- [SOURCE TEXT]
+-------+

Data Frame in R

The Data Frame in R is a table or two-dimensional data structure. In R Data Frames, records stored in row and columns, and we can access the elements using the row index and column index. The following are some of the characteristics of the R Data Frame:

  • A data frame in R is a list of variables, and it must contain the same number of rows with unique row names.
  • The Column Names should not be Empty
  • Although r data frame supports duplicate column names by using check.names = FALSE, It is always preferable to use unique Column names.
  • The data stored in it can be Character type, Numerical type, or Factors.

In this article, we show you how to Create a Data Frame, How to Access Columns and Rows. And Manipulate the individual or Row level or Column level Elements, Creating Named Data Frames. Also explains some of the important functions supported by the Data Frame in R Programming.

How to Create Data Frame in R

This example create a Data Frame in R Programming with a different element and the most common way to create is

Id <- c(1:10)
Name <- c("John", "Rob", "Ruben", "Christy","Johnson", "Miller", "Carlson", "Ruiz", "Yang","Zhu")

+-------+

- [INFORMATION SUPPLIED]
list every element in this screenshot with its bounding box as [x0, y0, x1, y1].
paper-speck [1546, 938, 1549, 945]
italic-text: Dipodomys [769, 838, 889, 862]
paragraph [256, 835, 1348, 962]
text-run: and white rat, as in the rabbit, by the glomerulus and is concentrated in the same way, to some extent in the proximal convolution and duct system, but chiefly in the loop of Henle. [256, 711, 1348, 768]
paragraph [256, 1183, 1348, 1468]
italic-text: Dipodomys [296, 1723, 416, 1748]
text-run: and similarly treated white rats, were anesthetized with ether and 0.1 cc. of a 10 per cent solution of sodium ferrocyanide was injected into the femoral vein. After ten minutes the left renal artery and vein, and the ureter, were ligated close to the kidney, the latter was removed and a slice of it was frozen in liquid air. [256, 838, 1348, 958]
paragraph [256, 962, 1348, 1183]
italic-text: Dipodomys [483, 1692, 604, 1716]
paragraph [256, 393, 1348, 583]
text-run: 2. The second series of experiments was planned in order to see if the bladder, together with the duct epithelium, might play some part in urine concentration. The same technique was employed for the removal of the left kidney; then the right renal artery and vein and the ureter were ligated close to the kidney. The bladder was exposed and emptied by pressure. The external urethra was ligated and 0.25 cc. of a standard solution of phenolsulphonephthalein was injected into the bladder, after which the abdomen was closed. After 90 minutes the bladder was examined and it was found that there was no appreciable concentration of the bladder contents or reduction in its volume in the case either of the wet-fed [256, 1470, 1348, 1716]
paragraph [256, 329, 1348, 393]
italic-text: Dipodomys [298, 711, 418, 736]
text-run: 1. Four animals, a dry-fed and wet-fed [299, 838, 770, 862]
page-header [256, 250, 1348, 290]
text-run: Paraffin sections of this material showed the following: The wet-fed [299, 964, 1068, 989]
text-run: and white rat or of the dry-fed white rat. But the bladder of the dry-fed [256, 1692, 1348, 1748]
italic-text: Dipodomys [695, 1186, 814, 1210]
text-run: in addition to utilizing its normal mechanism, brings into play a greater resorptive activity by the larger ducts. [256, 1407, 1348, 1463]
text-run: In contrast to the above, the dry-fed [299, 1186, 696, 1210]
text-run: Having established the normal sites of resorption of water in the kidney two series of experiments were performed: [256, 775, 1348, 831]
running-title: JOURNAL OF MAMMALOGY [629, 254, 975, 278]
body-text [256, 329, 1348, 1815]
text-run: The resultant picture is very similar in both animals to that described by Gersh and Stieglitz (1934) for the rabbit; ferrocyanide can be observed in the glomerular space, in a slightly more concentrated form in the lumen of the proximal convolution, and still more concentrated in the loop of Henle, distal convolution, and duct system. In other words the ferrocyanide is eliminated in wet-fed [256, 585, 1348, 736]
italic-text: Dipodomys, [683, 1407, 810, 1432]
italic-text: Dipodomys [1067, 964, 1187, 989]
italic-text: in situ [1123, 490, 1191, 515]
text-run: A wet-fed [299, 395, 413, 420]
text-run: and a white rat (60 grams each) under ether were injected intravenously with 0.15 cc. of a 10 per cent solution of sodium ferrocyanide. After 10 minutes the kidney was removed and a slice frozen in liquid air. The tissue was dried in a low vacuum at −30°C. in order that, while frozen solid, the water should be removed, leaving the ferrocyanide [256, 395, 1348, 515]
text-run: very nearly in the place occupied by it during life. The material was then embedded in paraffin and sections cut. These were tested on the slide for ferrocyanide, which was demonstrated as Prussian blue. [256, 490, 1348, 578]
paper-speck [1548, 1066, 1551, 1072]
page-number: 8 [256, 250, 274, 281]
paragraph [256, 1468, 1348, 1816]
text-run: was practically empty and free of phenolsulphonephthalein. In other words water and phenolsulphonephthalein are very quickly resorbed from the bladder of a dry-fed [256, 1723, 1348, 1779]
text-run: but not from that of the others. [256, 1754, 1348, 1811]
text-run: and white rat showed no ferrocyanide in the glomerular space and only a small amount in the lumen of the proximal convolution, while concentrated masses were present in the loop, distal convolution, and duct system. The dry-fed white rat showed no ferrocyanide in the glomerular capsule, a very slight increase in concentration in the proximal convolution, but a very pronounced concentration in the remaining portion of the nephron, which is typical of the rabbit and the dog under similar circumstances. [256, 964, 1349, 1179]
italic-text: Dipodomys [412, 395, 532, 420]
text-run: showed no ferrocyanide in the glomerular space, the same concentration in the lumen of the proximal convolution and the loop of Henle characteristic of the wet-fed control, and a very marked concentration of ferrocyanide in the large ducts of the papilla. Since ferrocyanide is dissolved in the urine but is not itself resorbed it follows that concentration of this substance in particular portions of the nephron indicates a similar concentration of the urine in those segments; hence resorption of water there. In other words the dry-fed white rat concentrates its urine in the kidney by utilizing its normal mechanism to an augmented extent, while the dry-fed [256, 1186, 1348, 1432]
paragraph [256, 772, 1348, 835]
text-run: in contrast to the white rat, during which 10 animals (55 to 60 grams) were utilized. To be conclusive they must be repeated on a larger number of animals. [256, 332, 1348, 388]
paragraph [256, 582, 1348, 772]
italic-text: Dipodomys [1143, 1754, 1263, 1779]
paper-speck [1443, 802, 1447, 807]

+-------+

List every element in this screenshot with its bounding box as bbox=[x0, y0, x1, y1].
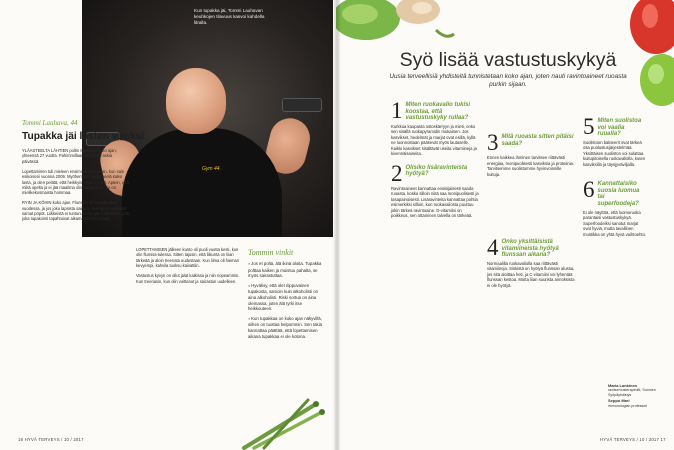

+-------+

- [TASK SET]
(1) From the text about R data frames, name every type of data it says a data frame can store.
(2) Write the next part of the text about R data frames, picking up right after its final line.
The listing has no connection to the text about R data frames.

- [ANSWERS PROVIDED]
(1) Character type, Numerical type, Factors

(2)
Occupation <- c("Professional", "Programmer","Management", "Clerical", 
                "Developer", "Programmer", "Management", "Clerical", "Developer","Programmer")
Salary <- c(80000, 70000, 90000, 50000, 60000, 75000, 92000, 68000, 55000, 82000)

employee <- data.frame(Id, Name, Occupation, Salary)
print(employee)

First, we created four vectors of a different type, and then we created the data frame using those four-vectors.

Data Frame in R Programming 1

Create Named Data Frame

It shows the steps involved in creating named Data Frame in R programming and the syntax is:

DataFrame_Name <- data.frame(“index_Name1” = Item1, “index_Name2″ = Item2,… ,”index_NameN” = ItemN )

Id <- c(1:6)
Name <- c("John", "Rob", "Christy","Johnson", "Miller", "Zhu")
Occupation <- c("Professional", "Management", "Developer", "Programmer", "Clerical", "Admin")
Salary <- c(80000, 90000, 75000, 92000, 68000, 82000)

# We are assigning new names to the Columns
employee <- data.frame("Empid" = Id, "Full_Name" = Name, "Profession" = Occupation, "income" = Salary)

print(employee)

# Names function will display the Index Names of each Item 
print(names(employee))
names function

Access R Data Frame Elements

In R programming, we can access the Data Frame item in multiple ways. Here, we show you how to access the items using the index position. Index value starts at 1 and ends at n where n is the number of items.

For example, if we declare a data frame that stores 10 items (10 columns), then the index starts at 1 and ends at 10. To access 1st value use DataFrame_Name[1] and to access the 10th value, use DataFrame_Name[10].

We can also access the Data frame elements using the [[ double brackets. In this example, we show you how to access the items using this [[. It will return the result as a R Programming Vector with Level information.

# Accessing Elements

Id <- c(1:6)
Name <- c("John", "Rob", "Christy","Johnson", "Miller", "Zhu")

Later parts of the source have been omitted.